-- Begin EXTRACTED ENTRIES --

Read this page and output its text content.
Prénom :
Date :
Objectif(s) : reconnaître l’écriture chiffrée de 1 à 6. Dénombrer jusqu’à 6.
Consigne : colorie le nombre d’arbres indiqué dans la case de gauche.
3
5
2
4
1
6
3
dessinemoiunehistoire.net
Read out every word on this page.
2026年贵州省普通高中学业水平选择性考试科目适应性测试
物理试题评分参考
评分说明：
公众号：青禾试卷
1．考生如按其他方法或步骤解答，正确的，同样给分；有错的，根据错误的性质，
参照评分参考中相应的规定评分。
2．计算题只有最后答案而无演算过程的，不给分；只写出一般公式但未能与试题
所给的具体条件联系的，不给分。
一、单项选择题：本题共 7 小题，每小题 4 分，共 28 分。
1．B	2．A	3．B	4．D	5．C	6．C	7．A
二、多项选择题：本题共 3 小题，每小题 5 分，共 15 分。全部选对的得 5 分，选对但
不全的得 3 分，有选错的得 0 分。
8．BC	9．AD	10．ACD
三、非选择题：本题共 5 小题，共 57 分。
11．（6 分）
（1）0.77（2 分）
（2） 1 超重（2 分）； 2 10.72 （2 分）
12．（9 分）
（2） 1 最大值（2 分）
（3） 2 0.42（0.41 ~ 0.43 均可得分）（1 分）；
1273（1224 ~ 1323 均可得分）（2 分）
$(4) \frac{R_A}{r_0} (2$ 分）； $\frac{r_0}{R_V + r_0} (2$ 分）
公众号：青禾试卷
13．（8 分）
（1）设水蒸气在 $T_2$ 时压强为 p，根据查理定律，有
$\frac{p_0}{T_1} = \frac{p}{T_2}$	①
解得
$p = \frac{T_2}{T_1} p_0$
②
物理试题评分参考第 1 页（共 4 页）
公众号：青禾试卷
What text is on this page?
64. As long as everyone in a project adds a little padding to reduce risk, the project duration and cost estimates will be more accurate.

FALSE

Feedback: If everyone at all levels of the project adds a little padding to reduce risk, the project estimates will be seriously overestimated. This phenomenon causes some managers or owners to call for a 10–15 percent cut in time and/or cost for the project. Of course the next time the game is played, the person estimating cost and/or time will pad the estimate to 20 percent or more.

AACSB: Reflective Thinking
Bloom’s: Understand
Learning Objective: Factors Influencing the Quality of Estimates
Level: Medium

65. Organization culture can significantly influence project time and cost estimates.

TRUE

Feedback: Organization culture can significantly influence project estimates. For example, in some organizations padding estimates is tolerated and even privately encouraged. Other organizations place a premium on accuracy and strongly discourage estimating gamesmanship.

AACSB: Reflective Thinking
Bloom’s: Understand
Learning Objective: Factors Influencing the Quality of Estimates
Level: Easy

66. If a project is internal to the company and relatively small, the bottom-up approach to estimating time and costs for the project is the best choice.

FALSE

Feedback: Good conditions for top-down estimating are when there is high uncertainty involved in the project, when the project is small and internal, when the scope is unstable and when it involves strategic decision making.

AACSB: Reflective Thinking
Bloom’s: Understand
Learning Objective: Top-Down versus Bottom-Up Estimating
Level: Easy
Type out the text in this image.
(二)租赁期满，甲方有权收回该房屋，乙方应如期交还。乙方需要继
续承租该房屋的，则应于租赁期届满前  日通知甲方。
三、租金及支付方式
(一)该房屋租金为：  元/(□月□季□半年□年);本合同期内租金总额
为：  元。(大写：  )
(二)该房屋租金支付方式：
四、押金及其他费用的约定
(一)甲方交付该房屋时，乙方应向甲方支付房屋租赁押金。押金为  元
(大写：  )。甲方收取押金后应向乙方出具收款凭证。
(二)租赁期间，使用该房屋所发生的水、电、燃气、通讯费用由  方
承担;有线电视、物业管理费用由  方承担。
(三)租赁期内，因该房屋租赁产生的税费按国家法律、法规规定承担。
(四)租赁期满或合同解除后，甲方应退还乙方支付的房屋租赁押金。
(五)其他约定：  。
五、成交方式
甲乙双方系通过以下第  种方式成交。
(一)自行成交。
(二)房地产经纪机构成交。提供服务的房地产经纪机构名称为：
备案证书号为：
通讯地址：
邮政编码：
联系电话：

-- End EXTRACTED ENTRIES --

- _SHORT EXERCISE_
Gather up, from the records above, each line where the word "page" appears.

- _REPLY TO THE TASK_
Read this page and output its text content.
Read out every word on this page.
What text is on this page?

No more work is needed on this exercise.